GIVEN EXERCISE -
Every line below that contains "электрической" is to be copied.

= = = = = = =

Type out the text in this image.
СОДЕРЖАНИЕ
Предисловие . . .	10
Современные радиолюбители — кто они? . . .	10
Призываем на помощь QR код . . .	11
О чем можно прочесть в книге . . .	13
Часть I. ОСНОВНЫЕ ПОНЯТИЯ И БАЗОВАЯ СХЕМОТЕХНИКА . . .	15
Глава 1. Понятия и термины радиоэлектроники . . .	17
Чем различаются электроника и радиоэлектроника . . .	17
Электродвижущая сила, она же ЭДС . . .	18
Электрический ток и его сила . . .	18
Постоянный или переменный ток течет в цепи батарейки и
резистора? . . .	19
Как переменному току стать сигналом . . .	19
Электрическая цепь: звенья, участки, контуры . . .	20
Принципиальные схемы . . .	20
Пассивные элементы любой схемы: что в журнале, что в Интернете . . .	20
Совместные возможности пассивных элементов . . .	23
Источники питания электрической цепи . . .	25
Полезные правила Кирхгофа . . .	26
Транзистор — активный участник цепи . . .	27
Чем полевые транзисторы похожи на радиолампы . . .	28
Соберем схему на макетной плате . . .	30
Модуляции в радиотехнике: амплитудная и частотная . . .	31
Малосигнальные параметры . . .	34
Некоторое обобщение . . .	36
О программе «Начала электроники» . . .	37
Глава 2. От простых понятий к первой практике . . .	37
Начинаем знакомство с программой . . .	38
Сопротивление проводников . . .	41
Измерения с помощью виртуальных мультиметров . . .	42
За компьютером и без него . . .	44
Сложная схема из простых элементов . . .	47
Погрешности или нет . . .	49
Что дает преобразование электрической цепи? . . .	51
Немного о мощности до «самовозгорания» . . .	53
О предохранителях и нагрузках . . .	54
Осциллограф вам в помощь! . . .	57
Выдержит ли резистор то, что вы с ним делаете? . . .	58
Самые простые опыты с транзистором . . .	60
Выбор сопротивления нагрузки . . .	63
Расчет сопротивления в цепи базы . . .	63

= = = = = = =

THE OUTPUT -
Источники питания электрической цепи . . .	25
Что дает преобразование электрической цепи? . . .	51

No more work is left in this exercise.